TASK:
Tally the lines in the following entries that include the word "want"; state only the total.

RECORDED DATA:
******************************

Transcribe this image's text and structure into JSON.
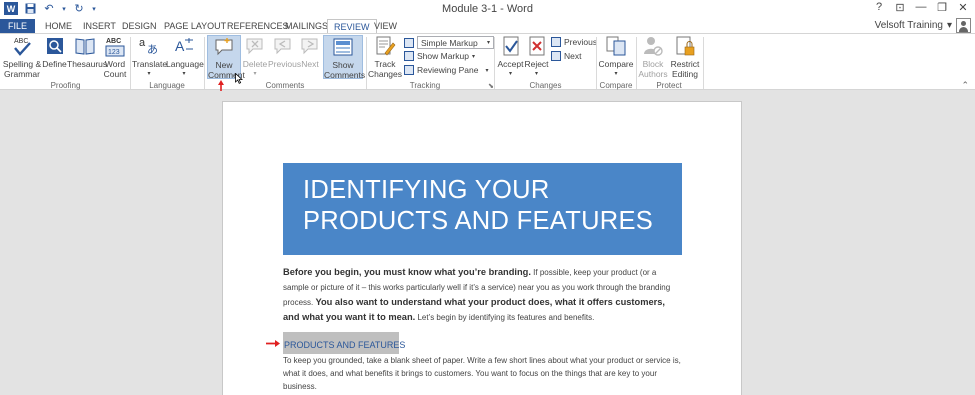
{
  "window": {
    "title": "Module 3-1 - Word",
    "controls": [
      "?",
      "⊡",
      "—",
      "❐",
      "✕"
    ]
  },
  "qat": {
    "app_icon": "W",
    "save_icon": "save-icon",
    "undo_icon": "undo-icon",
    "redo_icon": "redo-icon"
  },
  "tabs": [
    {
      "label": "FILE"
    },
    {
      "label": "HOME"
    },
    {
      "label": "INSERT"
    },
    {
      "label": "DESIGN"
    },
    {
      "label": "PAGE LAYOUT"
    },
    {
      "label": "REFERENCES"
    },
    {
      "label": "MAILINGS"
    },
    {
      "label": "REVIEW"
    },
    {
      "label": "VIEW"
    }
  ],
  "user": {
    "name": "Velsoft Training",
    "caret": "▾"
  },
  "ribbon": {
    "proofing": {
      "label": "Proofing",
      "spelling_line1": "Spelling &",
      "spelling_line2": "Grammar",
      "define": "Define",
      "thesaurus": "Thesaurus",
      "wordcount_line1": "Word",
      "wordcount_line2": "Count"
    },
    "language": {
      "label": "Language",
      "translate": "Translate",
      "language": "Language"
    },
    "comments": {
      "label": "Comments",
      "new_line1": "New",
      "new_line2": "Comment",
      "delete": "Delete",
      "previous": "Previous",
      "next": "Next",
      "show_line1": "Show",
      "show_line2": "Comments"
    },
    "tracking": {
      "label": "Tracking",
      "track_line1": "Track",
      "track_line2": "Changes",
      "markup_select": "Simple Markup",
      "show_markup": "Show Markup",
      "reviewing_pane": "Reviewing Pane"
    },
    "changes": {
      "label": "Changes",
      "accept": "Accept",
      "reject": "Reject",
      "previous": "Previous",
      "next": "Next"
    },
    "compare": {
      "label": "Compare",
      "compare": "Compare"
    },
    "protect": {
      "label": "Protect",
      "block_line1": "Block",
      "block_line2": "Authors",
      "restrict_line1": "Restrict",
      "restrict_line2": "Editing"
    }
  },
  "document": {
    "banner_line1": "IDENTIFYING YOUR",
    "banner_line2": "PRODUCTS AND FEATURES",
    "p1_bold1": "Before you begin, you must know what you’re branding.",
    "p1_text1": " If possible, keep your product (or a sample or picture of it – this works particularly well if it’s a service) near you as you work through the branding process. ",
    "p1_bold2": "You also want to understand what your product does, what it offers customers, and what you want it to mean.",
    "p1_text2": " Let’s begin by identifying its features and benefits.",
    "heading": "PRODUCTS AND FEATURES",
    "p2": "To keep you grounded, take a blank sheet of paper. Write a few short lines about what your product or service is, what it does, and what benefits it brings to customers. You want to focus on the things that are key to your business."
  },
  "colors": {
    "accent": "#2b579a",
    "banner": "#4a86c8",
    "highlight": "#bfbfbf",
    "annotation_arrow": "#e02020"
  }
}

******************************

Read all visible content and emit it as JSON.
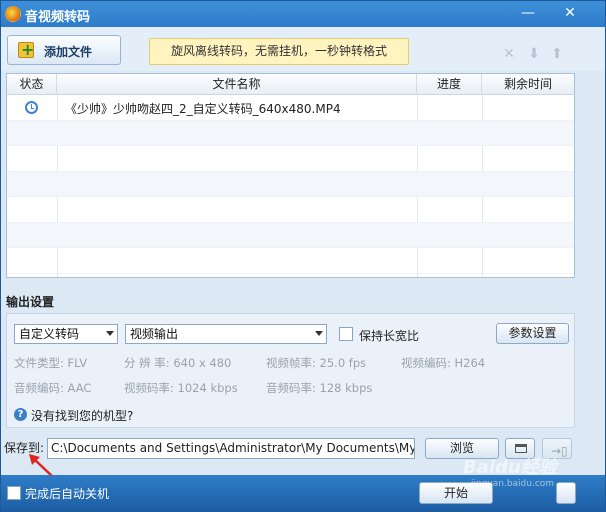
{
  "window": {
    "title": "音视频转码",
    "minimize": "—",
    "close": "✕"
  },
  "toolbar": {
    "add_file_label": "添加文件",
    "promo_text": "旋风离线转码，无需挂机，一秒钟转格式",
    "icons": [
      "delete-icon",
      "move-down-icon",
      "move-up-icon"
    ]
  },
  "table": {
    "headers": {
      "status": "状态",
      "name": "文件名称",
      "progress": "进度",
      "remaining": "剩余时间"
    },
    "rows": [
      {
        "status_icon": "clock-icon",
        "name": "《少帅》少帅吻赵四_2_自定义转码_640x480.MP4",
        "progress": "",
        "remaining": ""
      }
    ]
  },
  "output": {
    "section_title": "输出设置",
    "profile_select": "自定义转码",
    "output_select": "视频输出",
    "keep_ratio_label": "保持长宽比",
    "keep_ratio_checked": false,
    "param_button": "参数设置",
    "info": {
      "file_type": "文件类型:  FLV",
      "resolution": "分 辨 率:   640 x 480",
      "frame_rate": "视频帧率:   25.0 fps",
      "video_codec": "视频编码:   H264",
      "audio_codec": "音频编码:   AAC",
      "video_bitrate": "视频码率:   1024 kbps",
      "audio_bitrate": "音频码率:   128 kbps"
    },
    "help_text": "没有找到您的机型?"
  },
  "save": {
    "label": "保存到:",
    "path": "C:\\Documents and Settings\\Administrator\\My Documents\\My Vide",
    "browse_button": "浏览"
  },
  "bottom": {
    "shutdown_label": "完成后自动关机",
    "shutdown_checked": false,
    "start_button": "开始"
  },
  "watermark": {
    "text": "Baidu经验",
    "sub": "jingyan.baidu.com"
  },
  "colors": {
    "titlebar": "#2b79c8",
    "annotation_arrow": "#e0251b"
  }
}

******************************

FINAL RESULT:
2